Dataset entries
○ ○ ○ ○ ○

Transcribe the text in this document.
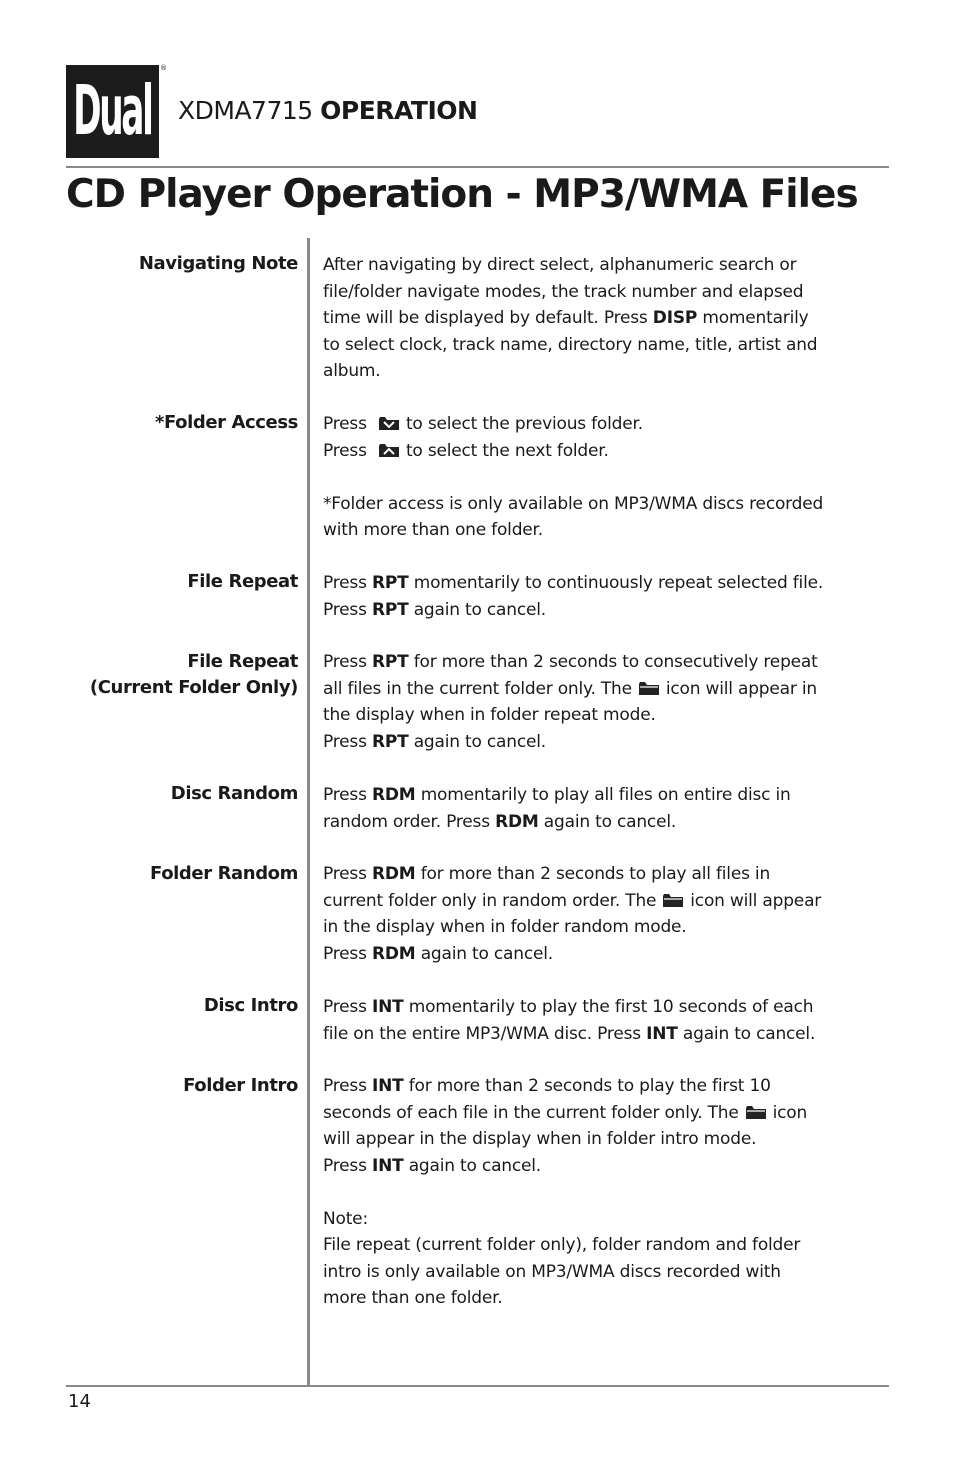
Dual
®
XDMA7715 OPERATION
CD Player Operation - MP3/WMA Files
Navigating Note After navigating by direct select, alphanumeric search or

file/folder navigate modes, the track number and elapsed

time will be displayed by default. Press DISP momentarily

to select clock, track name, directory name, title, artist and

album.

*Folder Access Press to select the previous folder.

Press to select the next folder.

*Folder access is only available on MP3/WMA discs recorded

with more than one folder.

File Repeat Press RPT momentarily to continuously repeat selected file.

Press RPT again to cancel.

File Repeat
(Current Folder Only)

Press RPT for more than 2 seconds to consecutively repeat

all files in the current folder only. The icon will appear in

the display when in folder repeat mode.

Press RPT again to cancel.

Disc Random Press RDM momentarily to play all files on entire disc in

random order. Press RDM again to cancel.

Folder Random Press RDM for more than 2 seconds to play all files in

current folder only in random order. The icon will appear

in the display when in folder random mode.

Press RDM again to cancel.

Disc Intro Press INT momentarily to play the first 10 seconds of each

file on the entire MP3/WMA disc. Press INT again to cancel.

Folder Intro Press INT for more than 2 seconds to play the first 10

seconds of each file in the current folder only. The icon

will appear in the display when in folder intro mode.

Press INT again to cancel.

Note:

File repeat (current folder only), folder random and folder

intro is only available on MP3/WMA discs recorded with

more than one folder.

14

○ ○ ○ ○ ○

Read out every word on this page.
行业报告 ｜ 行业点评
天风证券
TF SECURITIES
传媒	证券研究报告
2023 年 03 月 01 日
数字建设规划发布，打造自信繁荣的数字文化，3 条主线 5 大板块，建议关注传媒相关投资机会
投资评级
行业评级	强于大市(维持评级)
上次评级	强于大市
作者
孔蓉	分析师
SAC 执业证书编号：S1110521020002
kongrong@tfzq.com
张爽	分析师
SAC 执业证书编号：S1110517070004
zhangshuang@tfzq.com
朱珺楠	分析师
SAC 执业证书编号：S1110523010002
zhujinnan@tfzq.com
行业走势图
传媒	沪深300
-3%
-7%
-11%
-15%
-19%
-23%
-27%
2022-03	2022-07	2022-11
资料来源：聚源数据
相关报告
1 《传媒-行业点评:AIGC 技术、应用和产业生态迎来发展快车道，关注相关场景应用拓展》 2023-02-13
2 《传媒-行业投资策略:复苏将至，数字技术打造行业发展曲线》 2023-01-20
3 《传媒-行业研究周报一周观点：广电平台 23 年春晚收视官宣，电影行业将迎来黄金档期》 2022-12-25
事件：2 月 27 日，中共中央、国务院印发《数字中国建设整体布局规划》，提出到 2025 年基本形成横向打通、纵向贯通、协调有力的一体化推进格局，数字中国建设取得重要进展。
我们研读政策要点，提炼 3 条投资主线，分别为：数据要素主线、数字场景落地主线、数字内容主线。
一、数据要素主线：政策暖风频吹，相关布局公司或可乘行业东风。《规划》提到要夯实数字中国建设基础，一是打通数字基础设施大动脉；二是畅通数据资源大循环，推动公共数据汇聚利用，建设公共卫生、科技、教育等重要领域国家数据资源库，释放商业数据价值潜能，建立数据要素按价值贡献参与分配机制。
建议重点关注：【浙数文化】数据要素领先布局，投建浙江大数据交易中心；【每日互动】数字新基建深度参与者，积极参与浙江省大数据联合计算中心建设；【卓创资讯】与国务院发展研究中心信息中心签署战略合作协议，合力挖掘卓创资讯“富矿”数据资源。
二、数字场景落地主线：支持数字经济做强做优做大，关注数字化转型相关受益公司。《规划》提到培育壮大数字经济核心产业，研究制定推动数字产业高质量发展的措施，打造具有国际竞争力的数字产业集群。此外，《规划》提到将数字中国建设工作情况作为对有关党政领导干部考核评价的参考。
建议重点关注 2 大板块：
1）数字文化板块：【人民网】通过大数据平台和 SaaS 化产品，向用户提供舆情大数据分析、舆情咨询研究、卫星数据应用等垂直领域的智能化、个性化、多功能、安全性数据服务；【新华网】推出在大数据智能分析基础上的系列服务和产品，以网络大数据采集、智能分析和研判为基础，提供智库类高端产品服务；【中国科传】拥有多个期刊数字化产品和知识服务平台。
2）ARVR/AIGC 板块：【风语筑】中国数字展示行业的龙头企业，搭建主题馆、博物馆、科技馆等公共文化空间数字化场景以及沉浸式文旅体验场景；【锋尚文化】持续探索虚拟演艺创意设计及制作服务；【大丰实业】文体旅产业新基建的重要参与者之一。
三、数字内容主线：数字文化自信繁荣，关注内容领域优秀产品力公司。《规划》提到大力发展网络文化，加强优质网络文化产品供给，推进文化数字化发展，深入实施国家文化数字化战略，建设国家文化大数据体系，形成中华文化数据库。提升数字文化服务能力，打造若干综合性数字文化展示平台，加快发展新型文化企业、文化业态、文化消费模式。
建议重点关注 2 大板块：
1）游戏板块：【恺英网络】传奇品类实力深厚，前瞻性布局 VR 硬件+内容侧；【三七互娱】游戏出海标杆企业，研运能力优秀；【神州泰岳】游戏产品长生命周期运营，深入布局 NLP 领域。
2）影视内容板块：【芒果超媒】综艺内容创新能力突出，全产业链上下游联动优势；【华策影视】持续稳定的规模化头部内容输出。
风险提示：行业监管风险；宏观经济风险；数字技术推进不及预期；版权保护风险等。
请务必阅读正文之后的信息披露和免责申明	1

○ ○ ○ ○ ○

Pull out every line of the entries that includes the word "each".

◆ **Answer to this exercise**
Disc Intro Press INT momentarily to play the first 10 seconds of each
seconds of each file in the current folder only. The icon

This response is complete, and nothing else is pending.